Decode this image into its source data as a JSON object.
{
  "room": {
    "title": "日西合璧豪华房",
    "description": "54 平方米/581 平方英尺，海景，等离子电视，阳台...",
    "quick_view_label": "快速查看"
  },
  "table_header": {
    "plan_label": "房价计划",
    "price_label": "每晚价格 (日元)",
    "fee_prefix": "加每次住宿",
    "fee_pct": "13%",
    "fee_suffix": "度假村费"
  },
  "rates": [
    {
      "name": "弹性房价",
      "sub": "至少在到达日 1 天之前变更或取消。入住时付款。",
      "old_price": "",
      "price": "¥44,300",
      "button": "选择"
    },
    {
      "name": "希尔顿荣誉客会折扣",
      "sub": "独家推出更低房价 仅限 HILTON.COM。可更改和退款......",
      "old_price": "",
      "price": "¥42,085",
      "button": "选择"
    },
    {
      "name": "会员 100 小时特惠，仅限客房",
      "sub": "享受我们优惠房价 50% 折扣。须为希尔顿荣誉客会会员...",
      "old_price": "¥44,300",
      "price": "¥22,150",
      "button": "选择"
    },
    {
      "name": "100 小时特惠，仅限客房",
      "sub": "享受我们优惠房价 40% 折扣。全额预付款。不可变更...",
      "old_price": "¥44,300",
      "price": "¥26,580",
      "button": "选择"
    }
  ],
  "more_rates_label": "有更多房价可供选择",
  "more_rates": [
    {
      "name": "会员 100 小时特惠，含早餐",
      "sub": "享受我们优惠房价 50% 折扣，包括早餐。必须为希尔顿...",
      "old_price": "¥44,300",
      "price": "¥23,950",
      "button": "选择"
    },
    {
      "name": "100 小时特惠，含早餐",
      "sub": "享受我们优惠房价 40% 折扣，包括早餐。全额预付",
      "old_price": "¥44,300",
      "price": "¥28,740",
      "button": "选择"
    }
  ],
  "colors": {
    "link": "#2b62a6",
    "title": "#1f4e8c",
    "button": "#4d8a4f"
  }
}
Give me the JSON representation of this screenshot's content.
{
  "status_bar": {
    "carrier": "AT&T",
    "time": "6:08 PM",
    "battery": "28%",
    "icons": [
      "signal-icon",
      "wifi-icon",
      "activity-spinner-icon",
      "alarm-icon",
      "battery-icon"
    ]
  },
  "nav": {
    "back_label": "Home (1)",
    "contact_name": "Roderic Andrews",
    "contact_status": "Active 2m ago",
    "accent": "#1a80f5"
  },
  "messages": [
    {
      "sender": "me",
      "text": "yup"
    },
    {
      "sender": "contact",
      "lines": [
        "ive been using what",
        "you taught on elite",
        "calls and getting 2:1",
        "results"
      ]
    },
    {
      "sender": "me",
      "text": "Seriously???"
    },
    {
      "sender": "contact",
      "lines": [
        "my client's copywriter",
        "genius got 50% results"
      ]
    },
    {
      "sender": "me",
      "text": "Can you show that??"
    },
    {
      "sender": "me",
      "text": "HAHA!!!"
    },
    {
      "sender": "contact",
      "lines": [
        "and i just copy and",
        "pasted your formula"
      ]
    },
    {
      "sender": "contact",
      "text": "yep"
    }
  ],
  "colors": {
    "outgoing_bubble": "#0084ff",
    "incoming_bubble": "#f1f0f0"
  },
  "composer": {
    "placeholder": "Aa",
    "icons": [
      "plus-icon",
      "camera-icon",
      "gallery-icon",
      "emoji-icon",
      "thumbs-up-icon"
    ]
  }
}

******************************

Set problem:
Pull out every line in the material above where "享受我们优惠房价" occurs.

Solution to the problem:
      "sub": "享受我们优惠房价 50% 折扣。须为希尔顿荣誉客会会员...",
      "sub": "享受我们优惠房价 40% 折扣。全额预付款。不可变更...",
      "sub": "享受我们优惠房价 50% 折扣，包括早餐。必须为希尔顿...",
      "sub": "享受我们优惠房价 40% 折扣，包括早餐。全额预付",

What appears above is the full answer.